- **Records**:
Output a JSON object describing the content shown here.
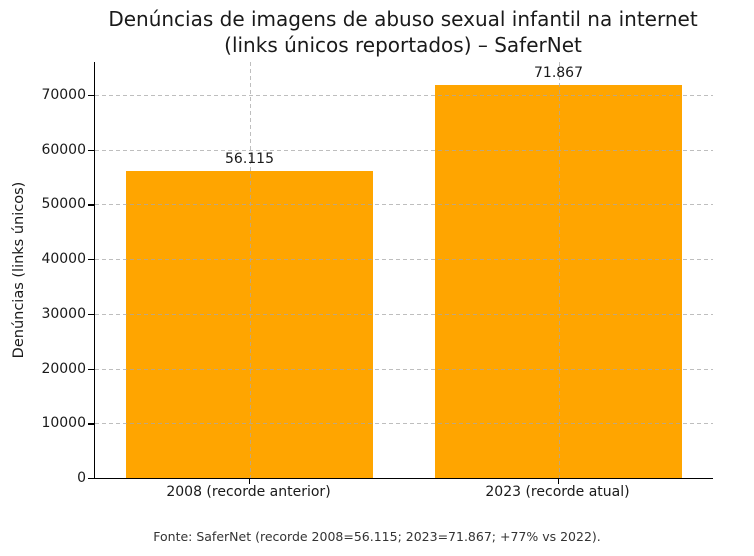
{
  "title": {
    "line1": "Denúncias de imagens de abuso sexual infantil na internet",
    "line2": "(links únicos reportados) – SaferNet"
  },
  "footer": "Fonte: SaferNet (recorde 2008=56.115; 2023=71.867; +77% vs 2022).",
  "chart_data": {
    "type": "bar",
    "title": "Denúncias de imagens de abuso sexual infantil na internet (links únicos reportados) – SaferNet",
    "categories": [
      "2008 (recorde anterior)",
      "2023 (recorde atual)"
    ],
    "values": [
      56115,
      71867
    ],
    "value_labels": [
      "56.115",
      "71.867"
    ],
    "xlabel": "",
    "ylabel": "Denúncias (links únicos)",
    "yticks": [
      0,
      10000,
      20000,
      30000,
      40000,
      50000,
      60000,
      70000
    ],
    "ylim": [
      0,
      76000
    ],
    "bar_color": "#FFA500",
    "grid": "on",
    "grid_style": "dashed",
    "legend": "none",
    "annotation": "Fonte: SaferNet (recorde 2008=56.115; 2023=71.867; +77% vs 2022)."
  }
}
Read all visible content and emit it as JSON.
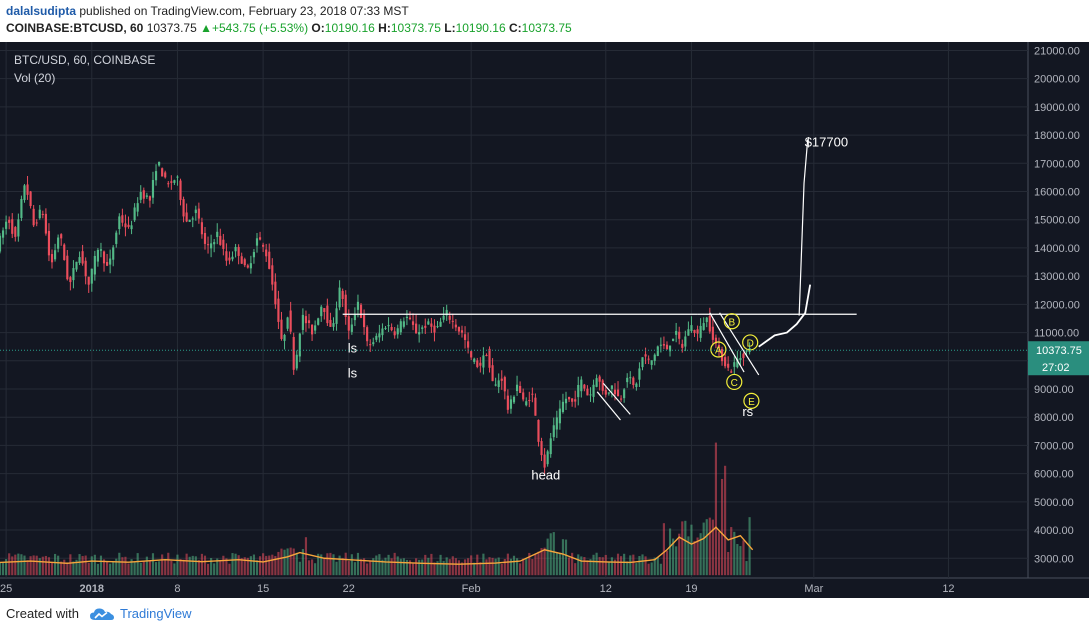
{
  "header": {
    "author": "dalalsudipta",
    "published_text": " published on TradingView.com, February 23, 2018 07:33 MST",
    "symbol": "COINBASE:BTCUSD, 60",
    "last": "10373.75",
    "change": "+543.75 (+5.53%)",
    "o_label": "O:",
    "o": "10190.16",
    "h_label": "H:",
    "h": "10373.75",
    "l_label": "L:",
    "l": "10190.16",
    "c_label": "C:",
    "c": "10373.75"
  },
  "legend": {
    "series": "BTC/USD, 60, COINBASE",
    "volume": "Vol (20)"
  },
  "footer": {
    "created_with": "Created with",
    "brand": "TradingView"
  },
  "colors": {
    "background": "#131722",
    "grid": "#262b36",
    "candle_up": "#53b987",
    "candle_down": "#eb4d5c",
    "volume_ma": "#f6a53c",
    "annotation": "#ffffff",
    "abcde_circle": "#f4f03a",
    "price_line": "#2a9e8a",
    "brand": "#2e7ad6"
  },
  "chart_data": {
    "type": "candlestick",
    "title": "BTC/USD, 60, COINBASE",
    "y_ticks": [
      3000,
      4000,
      5000,
      6000,
      7000,
      8000,
      9000,
      10000,
      11000,
      12000,
      13000,
      14000,
      15000,
      16000,
      17000,
      18000,
      19000,
      20000,
      21000
    ],
    "y_tick_labels": [
      "3000.00",
      "4000.00",
      "5000.00",
      "6000.00",
      "7000.00",
      "8000.00",
      "9000.00",
      "10000.00",
      "11000.00",
      "12000.00",
      "13000.00",
      "14000.00",
      "15000.00",
      "16000.00",
      "17000.00",
      "18000.00",
      "19000.00",
      "20000.00",
      "21000.00"
    ],
    "ylim": [
      2300,
      21300
    ],
    "x_ticks": [
      {
        "label": "25",
        "day": -7
      },
      {
        "label": "2018",
        "day": 0,
        "bold": true
      },
      {
        "label": "8",
        "day": 7
      },
      {
        "label": "15",
        "day": 14
      },
      {
        "label": "22",
        "day": 21
      },
      {
        "label": "Feb",
        "day": 31
      },
      {
        "label": "12",
        "day": 42
      },
      {
        "label": "19",
        "day": 49
      },
      {
        "label": "Mar",
        "day": 59
      },
      {
        "label": "12",
        "day": 70
      }
    ],
    "xlim": [
      -7.5,
      76.5
    ],
    "last_price": {
      "value": 10373.75,
      "label": "10373.75",
      "countdown": "27:02"
    },
    "price_path": [
      [
        -7.5,
        14000
      ],
      [
        -6.6,
        15100
      ],
      [
        -6,
        14300
      ],
      [
        -5.2,
        16400
      ],
      [
        -4.5,
        14800
      ],
      [
        -3.8,
        15400
      ],
      [
        -3.1,
        13300
      ],
      [
        -2.4,
        14600
      ],
      [
        -1.6,
        12600
      ],
      [
        -0.8,
        13900
      ],
      [
        0,
        12700
      ],
      [
        0.8,
        14100
      ],
      [
        1.6,
        13200
      ],
      [
        2.5,
        15100
      ],
      [
        3.3,
        14600
      ],
      [
        4.2,
        16000
      ],
      [
        5,
        15700
      ],
      [
        5.6,
        17100
      ],
      [
        6.4,
        16200
      ],
      [
        7.2,
        16500
      ],
      [
        7.9,
        14900
      ],
      [
        8.8,
        15300
      ],
      [
        9.6,
        13900
      ],
      [
        10.5,
        14500
      ],
      [
        11.3,
        13500
      ],
      [
        12.1,
        14000
      ],
      [
        12.9,
        13100
      ],
      [
        13.8,
        14400
      ],
      [
        14.6,
        13700
      ],
      [
        15.3,
        12000
      ],
      [
        15.8,
        10500
      ],
      [
        16.3,
        11800
      ],
      [
        16.8,
        9600
      ],
      [
        17.4,
        11600
      ],
      [
        18.3,
        11000
      ],
      [
        19.1,
        12100
      ],
      [
        19.8,
        11000
      ],
      [
        20.6,
        12700
      ],
      [
        21.2,
        10900
      ],
      [
        22,
        12100
      ],
      [
        22.8,
        10500
      ],
      [
        23.5,
        10800
      ],
      [
        24.3,
        11300
      ],
      [
        25.1,
        11000
      ],
      [
        25.9,
        11600
      ],
      [
        26.8,
        11000
      ],
      [
        27.6,
        11300
      ],
      [
        28.4,
        11100
      ],
      [
        29.2,
        11700
      ],
      [
        29.9,
        11300
      ],
      [
        30.6,
        10900
      ],
      [
        31.2,
        10100
      ],
      [
        31.9,
        9800
      ],
      [
        32.5,
        10300
      ],
      [
        33.1,
        9000
      ],
      [
        33.7,
        9500
      ],
      [
        34.3,
        8200
      ],
      [
        35,
        9200
      ],
      [
        35.6,
        8400
      ],
      [
        36.2,
        8900
      ],
      [
        36.8,
        7100
      ],
      [
        37.3,
        6200
      ],
      [
        37.8,
        7400
      ],
      [
        38.3,
        7900
      ],
      [
        38.9,
        8700
      ],
      [
        39.6,
        8500
      ],
      [
        40.2,
        9300
      ],
      [
        40.9,
        8700
      ],
      [
        41.5,
        9500
      ],
      [
        42.1,
        8800
      ],
      [
        42.8,
        9100
      ],
      [
        43.4,
        8600
      ],
      [
        44,
        9500
      ],
      [
        44.6,
        9000
      ],
      [
        45.3,
        10200
      ],
      [
        45.9,
        9900
      ],
      [
        46.6,
        10600
      ],
      [
        47.2,
        10400
      ],
      [
        47.9,
        11000
      ],
      [
        48.5,
        10500
      ],
      [
        49.1,
        11300
      ],
      [
        49.8,
        10900
      ],
      [
        50.4,
        11600
      ],
      [
        50.9,
        11000
      ],
      [
        51.4,
        10400
      ],
      [
        51.9,
        10000
      ],
      [
        52.4,
        9600
      ],
      [
        52.9,
        10000
      ],
      [
        53.4,
        10200
      ],
      [
        53.9,
        10374
      ]
    ],
    "volume_ma_path": [
      [
        -7.5,
        2850
      ],
      [
        -5,
        2900
      ],
      [
        -2,
        2820
      ],
      [
        0,
        2900
      ],
      [
        3,
        2860
      ],
      [
        6,
        2950
      ],
      [
        9,
        2880
      ],
      [
        12,
        2950
      ],
      [
        14,
        2870
      ],
      [
        16,
        3050
      ],
      [
        17,
        3200
      ],
      [
        19,
        3000
      ],
      [
        21,
        2950
      ],
      [
        24,
        2870
      ],
      [
        27,
        2820
      ],
      [
        30,
        2790
      ],
      [
        33,
        2830
      ],
      [
        35,
        2900
      ],
      [
        37,
        3300
      ],
      [
        38.5,
        3150
      ],
      [
        40,
        2900
      ],
      [
        42,
        2870
      ],
      [
        44,
        2850
      ],
      [
        46,
        2950
      ],
      [
        47,
        3300
      ],
      [
        48,
        3750
      ],
      [
        49,
        3500
      ],
      [
        50,
        3700
      ],
      [
        51,
        4100
      ],
      [
        52,
        3650
      ],
      [
        53,
        3800
      ],
      [
        54,
        3300
      ]
    ],
    "annotations": {
      "neckline": {
        "from": [
          49.5,
          11650
        ],
        "to": [
          62.5,
          11650
        ]
      },
      "neckline_left": {
        "from": [
          20.5,
          11650
        ],
        "to": [
          49.5,
          11650
        ]
      },
      "projection": [
        [
          54.5,
          10500
        ],
        [
          55.8,
          10900
        ],
        [
          56.8,
          11000
        ],
        [
          57.6,
          11300
        ],
        [
          58.3,
          11700
        ],
        [
          58.7,
          12700
        ]
      ],
      "spike": [
        [
          57.8,
          11600
        ],
        [
          58.2,
          16300
        ],
        [
          58.5,
          17850
        ]
      ],
      "target_label": {
        "text": "$17700",
        "day": 58.5,
        "price": 17600
      },
      "flag_lines": [
        {
          "from": [
            41.3,
            8900
          ],
          "to": [
            43.2,
            7900
          ]
        },
        {
          "from": [
            41.8,
            9200
          ],
          "to": [
            44,
            8100
          ]
        },
        {
          "from": [
            50.5,
            11700
          ],
          "to": [
            53.3,
            9600
          ]
        },
        {
          "from": [
            51.3,
            11700
          ],
          "to": [
            54.5,
            9500
          ]
        }
      ],
      "waves": [
        {
          "text": "A",
          "day": 51.2,
          "price": 10400
        },
        {
          "text": "B",
          "day": 52.3,
          "price": 11400
        },
        {
          "text": "C",
          "day": 52.5,
          "price": 9250
        },
        {
          "text": "D",
          "day": 53.8,
          "price": 10650
        },
        {
          "text": "E",
          "day": 53.9,
          "price": 8580
        }
      ],
      "labels": [
        {
          "text": "ls",
          "day": 21.3,
          "price": 10300
        },
        {
          "text": "ls",
          "day": 21.3,
          "price": 9400
        },
        {
          "text": "head",
          "day": 37.1,
          "price": 5800
        },
        {
          "text": "rs",
          "day": 53.6,
          "price": 8050
        }
      ]
    }
  }
}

- **The exercise**: From the listing above, pick out each line where the word "abuso" appears.

- **Correct output**:
    "line1": "Denúncias de imagens de abuso sexual infantil na internet",
    "title": "Denúncias de imagens de abuso sexual infantil na internet (links únicos reportados) – SaferNet",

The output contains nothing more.